**AIM**. Please reproduce every line of each of the following records exactly, with no changes.

Data records:
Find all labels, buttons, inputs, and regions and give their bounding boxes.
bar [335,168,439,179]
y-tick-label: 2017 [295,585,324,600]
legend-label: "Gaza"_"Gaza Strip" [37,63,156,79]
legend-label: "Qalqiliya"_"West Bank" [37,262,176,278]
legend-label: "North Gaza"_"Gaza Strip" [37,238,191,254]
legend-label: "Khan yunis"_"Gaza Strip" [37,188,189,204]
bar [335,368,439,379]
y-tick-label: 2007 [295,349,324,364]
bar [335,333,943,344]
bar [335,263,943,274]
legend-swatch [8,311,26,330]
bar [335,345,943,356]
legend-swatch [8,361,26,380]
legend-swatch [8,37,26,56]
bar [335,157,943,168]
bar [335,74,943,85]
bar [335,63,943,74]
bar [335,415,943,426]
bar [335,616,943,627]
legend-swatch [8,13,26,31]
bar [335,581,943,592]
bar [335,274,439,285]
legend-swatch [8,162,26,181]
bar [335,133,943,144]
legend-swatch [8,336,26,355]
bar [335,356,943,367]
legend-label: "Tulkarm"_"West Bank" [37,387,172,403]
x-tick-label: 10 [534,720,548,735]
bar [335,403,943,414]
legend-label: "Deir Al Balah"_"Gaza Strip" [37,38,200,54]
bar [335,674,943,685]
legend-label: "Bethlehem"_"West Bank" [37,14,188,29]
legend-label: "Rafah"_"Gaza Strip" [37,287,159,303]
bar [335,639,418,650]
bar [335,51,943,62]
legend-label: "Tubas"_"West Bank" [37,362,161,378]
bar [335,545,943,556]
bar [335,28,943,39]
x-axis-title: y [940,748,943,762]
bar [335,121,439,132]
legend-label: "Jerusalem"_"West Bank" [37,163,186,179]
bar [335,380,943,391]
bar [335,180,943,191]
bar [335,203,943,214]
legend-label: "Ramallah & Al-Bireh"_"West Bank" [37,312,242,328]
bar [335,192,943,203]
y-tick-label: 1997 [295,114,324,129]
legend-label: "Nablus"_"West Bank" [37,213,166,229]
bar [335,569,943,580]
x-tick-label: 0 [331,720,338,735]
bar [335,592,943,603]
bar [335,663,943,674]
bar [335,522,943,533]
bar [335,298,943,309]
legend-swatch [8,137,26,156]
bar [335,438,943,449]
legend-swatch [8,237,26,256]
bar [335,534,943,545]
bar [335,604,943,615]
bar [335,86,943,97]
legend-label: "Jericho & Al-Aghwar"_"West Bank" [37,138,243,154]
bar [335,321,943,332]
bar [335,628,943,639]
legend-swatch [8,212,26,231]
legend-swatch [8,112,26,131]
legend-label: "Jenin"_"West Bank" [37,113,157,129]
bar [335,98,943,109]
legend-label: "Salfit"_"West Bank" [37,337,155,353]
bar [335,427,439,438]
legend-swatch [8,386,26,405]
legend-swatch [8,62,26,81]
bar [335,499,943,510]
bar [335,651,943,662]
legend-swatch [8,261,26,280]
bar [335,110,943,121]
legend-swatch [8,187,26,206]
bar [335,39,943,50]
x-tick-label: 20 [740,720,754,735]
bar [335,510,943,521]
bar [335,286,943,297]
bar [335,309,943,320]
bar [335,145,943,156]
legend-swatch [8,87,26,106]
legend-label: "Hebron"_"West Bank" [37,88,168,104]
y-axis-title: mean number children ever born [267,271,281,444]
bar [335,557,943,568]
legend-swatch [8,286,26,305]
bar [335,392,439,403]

**SOLUTION TO THIS TASK**.
Find all labels, buttons, inputs, and regions and give their bounding boxes.
bar [335,168,439,179]
y-tick-label: 2017 [295,585,324,600]
legend-label: "Gaza"_"Gaza Strip" [37,63,156,79]
legend-label: "Qalqiliya"_"West Bank" [37,262,176,278]
legend-label: "North Gaza"_"Gaza Strip" [37,238,191,254]
legend-label: "Khan yunis"_"Gaza Strip" [37,188,189,204]
bar [335,368,439,379]
y-tick-label: 2007 [295,349,324,364]
bar [335,333,943,344]
bar [335,263,943,274]
legend-swatch [8,311,26,330]
bar [335,345,943,356]
legend-swatch [8,361,26,380]
legend-swatch [8,37,26,56]
bar [335,157,943,168]
bar [335,74,943,85]
bar [335,63,943,74]
bar [335,415,943,426]
bar [335,616,943,627]
legend-swatch [8,13,26,31]
bar [335,581,943,592]
bar [335,274,439,285]
legend-swatch [8,162,26,181]
bar [335,133,943,144]
legend-swatch [8,336,26,355]
bar [335,356,943,367]
legend-label: "Tulkarm"_"West Bank" [37,387,172,403]
x-tick-label: 10 [534,720,548,735]
bar [335,403,943,414]
legend-label: "Deir Al Balah"_"Gaza Strip" [37,38,200,54]
bar [335,674,943,685]
legend-label: "Bethlehem"_"West Bank" [37,14,188,29]
legend-label: "Rafah"_"Gaza Strip" [37,287,159,303]
bar [335,639,418,650]
bar [335,51,943,62]
legend-label: "Tubas"_"West Bank" [37,362,161,378]
bar [335,545,943,556]
bar [335,28,943,39]
x-axis-title: y [940,748,943,762]
bar [335,121,439,132]
legend-label: "Jerusalem"_"West Bank" [37,163,186,179]
bar [335,380,943,391]
bar [335,180,943,191]
bar [335,203,943,214]
legend-label: "Ramallah & Al-Bireh"_"West Bank" [37,312,242,328]
bar [335,192,943,203]
y-tick-label: 1997 [295,114,324,129]
legend-label: "Nablus"_"West Bank" [37,213,166,229]
bar [335,569,943,580]
x-tick-label: 0 [331,720,338,735]
bar [335,592,943,603]
bar [335,663,943,674]
bar [335,522,943,533]
bar [335,298,943,309]
legend-swatch [8,137,26,156]
bar [335,438,943,449]
legend-swatch [8,237,26,256]
bar [335,534,943,545]
bar [335,604,943,615]
bar [335,86,943,97]
legend-label: "Jericho & Al-Aghwar"_"West Bank" [37,138,243,154]
bar [335,321,943,332]
bar [335,628,943,639]
legend-swatch [8,212,26,231]
legend-swatch [8,112,26,131]
legend-label: "Jenin"_"West Bank" [37,113,157,129]
bar [335,98,943,109]
legend-label: "Salfit"_"West Bank" [37,337,155,353]
bar [335,427,439,438]
legend-swatch [8,386,26,405]
legend-swatch [8,62,26,81]
bar [335,499,943,510]
bar [335,651,943,662]
legend-swatch [8,261,26,280]
bar [335,110,943,121]
legend-swatch [8,187,26,206]
bar [335,39,943,50]
x-tick-label: 20 [740,720,754,735]
bar [335,510,943,521]
bar [335,286,943,297]
bar [335,309,943,320]
bar [335,145,943,156]
legend-swatch [8,87,26,106]
legend-label: "Hebron"_"West Bank" [37,88,168,104]
y-axis-title: mean number children ever born [267,271,281,444]
bar [335,557,943,568]
legend-swatch [8,286,26,305]
bar [335,392,439,403]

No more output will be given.